» GOAL OF THE EXERCISE:
In the listing below, copy the lines starting at the one containing "Text: D.Mchedlish. et" and ending at the one containing "372 597 388</box>". Swap "Challenge" for "Goal" and leave everything else untouched.

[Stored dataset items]
------------------------

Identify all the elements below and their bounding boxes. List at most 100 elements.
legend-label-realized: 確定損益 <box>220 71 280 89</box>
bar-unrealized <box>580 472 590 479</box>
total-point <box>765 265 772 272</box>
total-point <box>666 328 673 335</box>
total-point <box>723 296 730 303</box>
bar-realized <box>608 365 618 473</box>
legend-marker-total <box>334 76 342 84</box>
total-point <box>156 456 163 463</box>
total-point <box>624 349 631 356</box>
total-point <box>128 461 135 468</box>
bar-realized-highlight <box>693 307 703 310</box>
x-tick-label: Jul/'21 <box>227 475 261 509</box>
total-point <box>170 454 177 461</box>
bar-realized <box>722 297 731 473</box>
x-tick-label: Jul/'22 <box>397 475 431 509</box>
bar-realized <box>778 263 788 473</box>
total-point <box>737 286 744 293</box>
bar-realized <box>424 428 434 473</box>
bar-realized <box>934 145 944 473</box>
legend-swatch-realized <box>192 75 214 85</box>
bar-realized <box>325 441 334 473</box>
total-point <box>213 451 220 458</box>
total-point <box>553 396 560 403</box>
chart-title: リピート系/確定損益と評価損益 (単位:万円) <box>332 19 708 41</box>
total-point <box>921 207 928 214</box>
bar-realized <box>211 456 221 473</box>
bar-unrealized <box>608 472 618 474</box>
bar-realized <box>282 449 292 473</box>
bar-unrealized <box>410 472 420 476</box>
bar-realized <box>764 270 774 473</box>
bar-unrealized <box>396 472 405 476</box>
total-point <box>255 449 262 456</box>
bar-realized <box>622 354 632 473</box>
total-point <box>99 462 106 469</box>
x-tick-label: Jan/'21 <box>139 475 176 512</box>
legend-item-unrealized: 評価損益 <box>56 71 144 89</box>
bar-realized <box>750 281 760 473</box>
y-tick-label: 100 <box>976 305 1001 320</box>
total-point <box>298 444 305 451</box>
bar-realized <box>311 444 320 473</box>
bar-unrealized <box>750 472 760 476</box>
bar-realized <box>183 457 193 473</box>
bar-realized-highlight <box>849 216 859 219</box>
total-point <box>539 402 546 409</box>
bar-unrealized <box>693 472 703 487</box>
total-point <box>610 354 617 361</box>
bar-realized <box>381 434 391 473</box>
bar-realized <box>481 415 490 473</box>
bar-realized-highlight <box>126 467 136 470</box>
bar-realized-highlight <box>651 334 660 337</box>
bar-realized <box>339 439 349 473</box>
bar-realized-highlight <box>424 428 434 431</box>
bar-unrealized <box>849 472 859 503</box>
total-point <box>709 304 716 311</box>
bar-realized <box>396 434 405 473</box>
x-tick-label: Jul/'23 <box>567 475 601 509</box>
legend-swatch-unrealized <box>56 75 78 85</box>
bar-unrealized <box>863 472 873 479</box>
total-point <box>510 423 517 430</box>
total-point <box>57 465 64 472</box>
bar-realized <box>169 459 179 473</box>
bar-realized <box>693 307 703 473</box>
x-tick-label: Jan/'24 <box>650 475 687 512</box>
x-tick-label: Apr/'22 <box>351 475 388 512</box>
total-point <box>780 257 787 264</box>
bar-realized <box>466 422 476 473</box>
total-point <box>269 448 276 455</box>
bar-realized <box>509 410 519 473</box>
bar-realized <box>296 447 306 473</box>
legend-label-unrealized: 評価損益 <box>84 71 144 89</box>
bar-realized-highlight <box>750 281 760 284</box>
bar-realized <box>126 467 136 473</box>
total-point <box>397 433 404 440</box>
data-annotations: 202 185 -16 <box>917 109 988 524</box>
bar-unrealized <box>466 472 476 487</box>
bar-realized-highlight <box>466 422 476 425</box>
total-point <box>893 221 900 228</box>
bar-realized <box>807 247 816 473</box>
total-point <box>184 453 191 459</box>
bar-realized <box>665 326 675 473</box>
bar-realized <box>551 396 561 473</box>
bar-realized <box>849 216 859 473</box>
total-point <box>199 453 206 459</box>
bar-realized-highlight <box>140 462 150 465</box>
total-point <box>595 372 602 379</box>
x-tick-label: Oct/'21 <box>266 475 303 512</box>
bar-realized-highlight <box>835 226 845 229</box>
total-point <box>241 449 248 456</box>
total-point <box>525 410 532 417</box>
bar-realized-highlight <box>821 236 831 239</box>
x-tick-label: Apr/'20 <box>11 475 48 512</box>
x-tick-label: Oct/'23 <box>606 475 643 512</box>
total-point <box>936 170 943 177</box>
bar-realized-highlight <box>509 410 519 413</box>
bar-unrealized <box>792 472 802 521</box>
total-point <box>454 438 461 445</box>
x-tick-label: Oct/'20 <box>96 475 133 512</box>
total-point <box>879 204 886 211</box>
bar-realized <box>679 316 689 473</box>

------------------------

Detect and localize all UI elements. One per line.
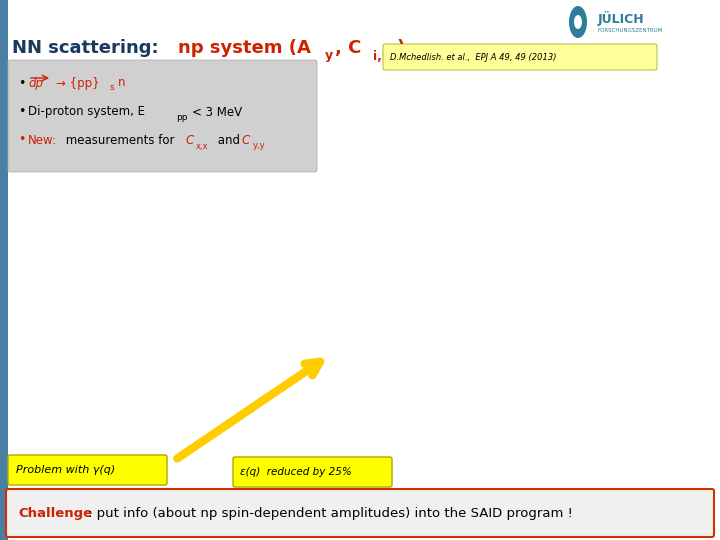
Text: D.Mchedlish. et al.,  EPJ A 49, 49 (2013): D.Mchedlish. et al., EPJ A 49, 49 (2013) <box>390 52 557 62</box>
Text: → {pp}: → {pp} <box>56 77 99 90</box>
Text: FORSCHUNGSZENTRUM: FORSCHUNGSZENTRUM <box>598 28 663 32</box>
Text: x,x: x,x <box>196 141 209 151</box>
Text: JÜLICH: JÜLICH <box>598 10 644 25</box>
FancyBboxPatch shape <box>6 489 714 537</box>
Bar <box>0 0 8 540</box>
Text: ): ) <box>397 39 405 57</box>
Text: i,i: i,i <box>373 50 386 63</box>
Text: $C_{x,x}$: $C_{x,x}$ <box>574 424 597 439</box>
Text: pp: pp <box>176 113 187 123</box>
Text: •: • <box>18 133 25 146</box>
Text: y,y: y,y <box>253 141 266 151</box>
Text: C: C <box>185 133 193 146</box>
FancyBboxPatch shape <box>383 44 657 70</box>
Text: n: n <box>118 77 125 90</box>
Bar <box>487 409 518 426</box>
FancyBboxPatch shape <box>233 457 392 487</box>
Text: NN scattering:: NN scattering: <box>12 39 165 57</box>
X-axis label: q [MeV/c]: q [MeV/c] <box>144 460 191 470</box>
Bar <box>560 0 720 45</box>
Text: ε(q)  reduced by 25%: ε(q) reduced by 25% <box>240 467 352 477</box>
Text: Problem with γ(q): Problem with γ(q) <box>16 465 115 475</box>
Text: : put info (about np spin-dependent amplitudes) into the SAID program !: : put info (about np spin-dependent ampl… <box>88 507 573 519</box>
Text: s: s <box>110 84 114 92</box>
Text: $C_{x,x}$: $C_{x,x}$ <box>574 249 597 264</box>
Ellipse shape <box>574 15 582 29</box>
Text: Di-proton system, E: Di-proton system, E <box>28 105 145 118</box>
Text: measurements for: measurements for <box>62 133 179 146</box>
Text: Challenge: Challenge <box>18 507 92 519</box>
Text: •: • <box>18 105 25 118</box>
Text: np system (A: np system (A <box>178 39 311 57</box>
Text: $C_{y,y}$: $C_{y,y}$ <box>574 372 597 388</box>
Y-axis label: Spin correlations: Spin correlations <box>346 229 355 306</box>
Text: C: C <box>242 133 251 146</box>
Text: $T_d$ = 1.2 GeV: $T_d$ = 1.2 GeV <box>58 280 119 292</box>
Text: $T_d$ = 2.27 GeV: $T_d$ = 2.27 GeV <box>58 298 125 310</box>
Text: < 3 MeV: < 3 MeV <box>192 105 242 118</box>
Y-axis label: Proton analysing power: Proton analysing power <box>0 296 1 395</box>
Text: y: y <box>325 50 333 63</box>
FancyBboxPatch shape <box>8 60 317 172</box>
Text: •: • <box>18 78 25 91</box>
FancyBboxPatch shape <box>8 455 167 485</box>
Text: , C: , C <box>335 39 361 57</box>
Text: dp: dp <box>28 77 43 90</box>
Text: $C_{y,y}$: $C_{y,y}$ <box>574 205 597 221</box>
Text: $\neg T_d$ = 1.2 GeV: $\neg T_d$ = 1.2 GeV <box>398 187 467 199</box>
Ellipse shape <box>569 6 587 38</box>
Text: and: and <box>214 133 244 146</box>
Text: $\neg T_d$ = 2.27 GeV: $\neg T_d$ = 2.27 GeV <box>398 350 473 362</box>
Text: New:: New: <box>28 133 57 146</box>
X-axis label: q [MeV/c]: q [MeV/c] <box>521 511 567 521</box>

------------------------

» THE RESPONSE:
Text: D.Mchedlish. et al.,  EPJ A 49, 49 (2013): D.Mchedlish. et al., EPJ A 49, 49 (2013) <box>390 52 557 62</box>
Text: → {pp}: → {pp} <box>56 77 99 90</box>
Text: FORSCHUNGSZENTRUM: FORSCHUNGSZENTRUM <box>598 28 663 32</box>
Text: x,x: x,x <box>196 141 209 151</box>
Text: JÜLICH: JÜLICH <box>598 10 644 25</box>
FancyBboxPatch shape <box>6 489 714 537</box>
Bar <box>0 0 8 540</box>
Text: ): ) <box>397 39 405 57</box>
Text: i,i: i,i <box>373 50 386 63</box>
Text: $C_{x,x}$: $C_{x,x}$ <box>574 424 597 439</box>
Text: pp: pp <box>176 113 187 123</box>
Text: •: • <box>18 133 25 146</box>
Text: y,y: y,y <box>253 141 266 151</box>
Text: C: C <box>185 133 193 146</box>
FancyBboxPatch shape <box>383 44 657 70</box>
Text: n: n <box>118 77 125 90</box>
Bar <box>487 409 518 426</box>
FancyBboxPatch shape <box>233 457 392 487</box>
Text: NN scattering:: NN scattering: <box>12 39 165 57</box>
X-axis label: q [MeV/c]: q [MeV/c] <box>144 460 191 470</box>
Bar <box>560 0 720 45</box>
Text: ε(q)  reduced by 25%: ε(q) reduced by 25% <box>240 467 352 477</box>
Text: Problem with γ(q): Problem with γ(q) <box>16 465 115 475</box>
Text: : put info (about np spin-dependent amplitudes) into the SAID program !: : put info (about np spin-dependent ampl… <box>88 507 573 519</box>
Text: s: s <box>110 84 114 92</box>
Text: $C_{x,x}$: $C_{x,x}$ <box>574 249 597 264</box>
Ellipse shape <box>574 15 582 29</box>
Text: Di-proton system, E: Di-proton system, E <box>28 105 145 118</box>
Text: measurements for: measurements for <box>62 133 179 146</box>
Text: Goal: Goal <box>18 507 92 519</box>
Text: •: • <box>18 105 25 118</box>
Text: np system (A: np system (A <box>178 39 311 57</box>
Text: $C_{y,y}$: $C_{y,y}$ <box>574 372 597 388</box>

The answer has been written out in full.